WRITTEN TASK |
Extract every line below, verbatim.

THE RECORDS |
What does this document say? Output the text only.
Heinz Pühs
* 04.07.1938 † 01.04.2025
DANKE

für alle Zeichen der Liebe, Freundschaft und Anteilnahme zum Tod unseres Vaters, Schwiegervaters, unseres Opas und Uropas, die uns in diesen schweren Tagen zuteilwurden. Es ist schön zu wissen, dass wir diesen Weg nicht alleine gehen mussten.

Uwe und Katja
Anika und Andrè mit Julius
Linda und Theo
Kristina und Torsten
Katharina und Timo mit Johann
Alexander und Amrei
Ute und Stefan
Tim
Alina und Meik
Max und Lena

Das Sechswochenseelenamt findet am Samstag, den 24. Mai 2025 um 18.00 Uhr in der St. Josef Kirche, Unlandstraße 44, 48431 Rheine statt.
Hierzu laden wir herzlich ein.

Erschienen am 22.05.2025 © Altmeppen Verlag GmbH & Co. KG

REPLY |
What does this document say? Output the text only.
Heinz Pühs
* 04.07.1938 † 01.04.2025
DANKE

für alle Zeichen der Liebe, Freundschaft und Anteilnahme zum Tod unseres Vaters, Schwiegervaters, unseres Opas und Uropas, die uns in diesen schweren Tagen zuteilwurden. Es ist schön zu wissen, dass wir diesen Weg nicht alleine gehen mussten.

Uwe und Katja
Anika und Andrè mit Julius
Linda und Theo
Kristina und Torsten
Katharina und Timo mit Johann
Alexander und Amrei
Ute und Stefan
Tim
Alina und Meik
Max und Lena

Das Sechswochenseelenamt findet am Samstag, den 24. Mai 2025 um 18.00 Uhr in der St. Josef Kirche, Unlandstraße 44, 48431 Rheine statt.
Hierzu laden wir herzlich ein.

Erschienen am 22.05.2025 © Altmeppen Verlag GmbH & Co. KG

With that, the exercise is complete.